--- Start ---

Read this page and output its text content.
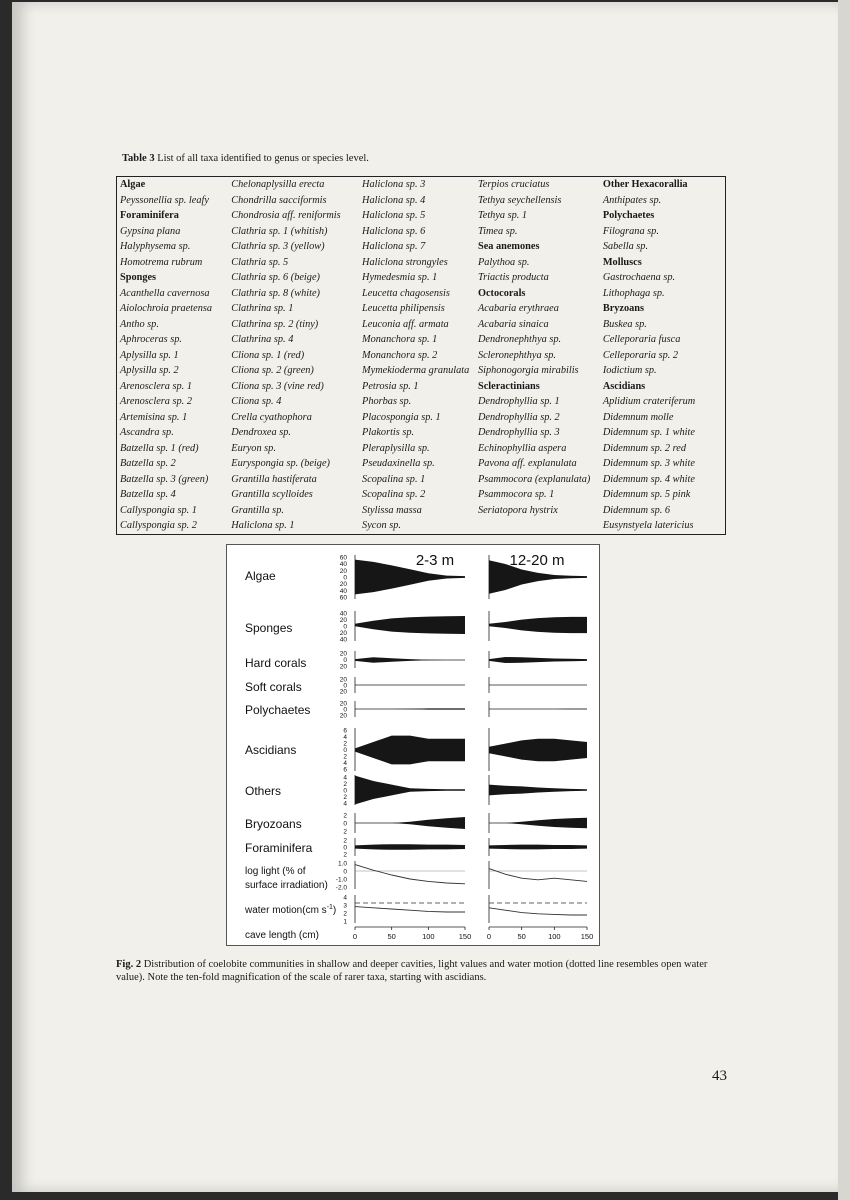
Table 3 List of all taxa identified to genus or species level.
Algae	Chelonaplysilla erecta	Haliclona sp. 3	Terpios cruciatus	Other Hexacorallia
Peyssonellia sp. leafy	Chondrilla sacciformis	Haliclona sp. 4	Tethya seychellensis	Anthipates sp.
Foraminifera	Chondrosia aff. reniformis	Haliclona sp. 5	Tethya sp. 1	Polychaetes
Gypsina plana	Clathria sp. 1 (whitish)	Haliclona sp. 6	Timea sp.	Filograna sp.
Halyphysema sp.	Clathria sp. 3 (yellow)	Haliclona sp. 7	Sea anemones	Sabella sp.
Homotrema rubrum	Clathria sp. 5	Haliclona strongyles	Palythoa sp.	Molluscs
Sponges	Clathria sp. 6 (beige)	Hymedesmia sp. 1	Triactis producta	Gastrochaena sp.
Acanthella cavernosa	Clathria sp. 8 (white)	Leucetta chagosensis	Octocorals	Lithophaga sp.
Aiolochroia praetensa	Clathrina sp. 1	Leucetta philipensis	Acabaria erythraea	Bryzoans
Antho sp.	Clathrina sp. 2 (tiny)	Leuconia aff. armata	Acabaria sinaica	Buskea sp.
Aphroceras sp.	Clathrina sp. 4	Monanchora sp. 1	Dendronephthya sp.	Celleporaria fusca
Aplysilla sp. 1	Cliona sp. 1 (red)	Monanchora sp. 2	Scleronephthya sp.	Celleporaria sp. 2
Aplysilla sp. 2	Cliona sp. 2 (green)	Mymekioderma granulata	Siphonogorgia mirabilis	Iodictium sp.
Arenosclera sp. 1	Cliona sp. 3 (vine red)	Petrosia sp. 1	Scleractinians	Ascidians
Arenosclera sp. 2	Cliona sp. 4	Phorbas sp.	Dendrophyllia sp. 1	Aplidium crateriferum
Artemisina sp. 1	Crella cyathophora	Placospongia sp. 1	Dendrophyllia sp. 2	Didemnum molle
Ascandra sp.	Dendroxea sp.	Plakortis sp.	Dendrophyllia sp. 3	Didemnum sp. 1 white
Batzella sp. 1 (red)	Euryon sp.	Pleraplysilla sp.	Echinophyllia aspera	Didemnum sp. 2 red
Batzella sp. 2	Euryspongia sp. (beige)	Pseudaxinella sp.	Pavona aff. explanulata	Didemnum sp. 3 white
Batzella sp. 3 (green)	Grantilla hastiferata	Scopalina sp. 1	Psammocora (explanulata)	Didemnum sp. 4 white
Batzella sp. 4	Grantilla scylloides	Scopalina sp. 2	Psammocora sp. 1	Didemnum sp. 5 pink
Callyspongia sp. 1	Grantilla sp.	Stylissa massa	Seriatopora hystrix	Didemnum sp. 6
Callyspongia sp. 2	Haliclona sp. 1	Sycon sp.		Eusynstyela latericius
2-3 m	12-20 m
Algae
60
40
20
0
20
40
60
Sponges
40
20
0
20
40
Hard corals
20
0
20
Soft corals	20
0
20
Polychaetes	20
0
20
Ascidians
6
4
2
0
2
4
6
Others
4
2
0
2
4
Bryozoans
2
0
2
Foraminifera	2
0
2
log light (% of
surface irradiation)
1.0
0
-1.0
-2.0
water motion(cm $s^{-1}$)
4
3
2
1
cave length (cm)	0	50	100	150 0	50	100	150
Fig. 2 Distribution of coelobite communities in shallow and deeper cavities, light values and water motion (dotted line resembles open water value). Note the ten-fold magnification of the scale of rarer taxa, starting with ascidians.
43
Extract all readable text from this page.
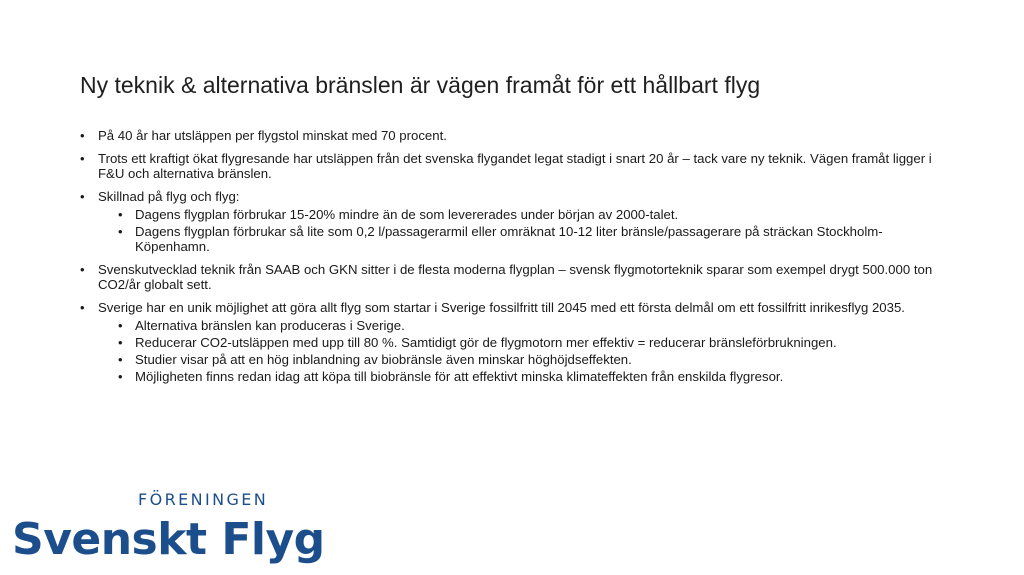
Ny teknik & alternativa bränslen är vägen framåt för ett hållbart flyg
• På 40 år har utsläppen per flygstol minskat med 70 procent.
• Trots ett kraftigt ökat flygresande har utsläppen från det svenska flygandet legat stadigt i snart 20 år – tack vare ny teknik. Vägen framåt ligger i F&U och alternativa bränslen.
• Skillnad på flyg och flyg:
• Dagens flygplan förbrukar 15-20% mindre än de som levererades under början av 2000-talet.
• Dagens flygplan förbrukar så lite som 0,2 l/passagerarmil eller omräknat 10-12 liter bränsle/passagerare på sträckan Stockholm-Köpenhamn.
• Svenskutvecklad teknik från SAAB och GKN sitter i de flesta moderna flygplan – svensk flygmotorteknik sparar som exempel drygt 500.000 ton CO2/år globalt sett.
• Sverige har en unik möjlighet att göra allt flyg som startar i Sverige fossilfritt till 2045 med ett första delmål om ett fossilfritt inrikesflyg 2035.
• Alternativa bränslen kan produceras i Sverige.
• Reducerar CO2-utsläppen med upp till 80 %. Samtidigt gör de flygmotorn mer effektiv = reducerar bränsleförbrukningen.
• Studier visar på att en hög inblandning av biobränsle även minskar höghöjdseffekten.
• Möjligheten finns redan idag att köpa till biobränsle för att effektivt minska klimateffekten från enskilda flygresor.
FÖRENINGEN
Svenskt Flyg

--- End ---

### Exercise objective
Return each line of the data that contains the string "biobränsle".

### Expected answer
• Studier visar på att en hög inblandning av biobränsle även minskar höghöjdseffekten.
• Möjligheten finns redan idag att köpa till biobränsle för att effektivt minska klimateffekten från enskilda flygresor.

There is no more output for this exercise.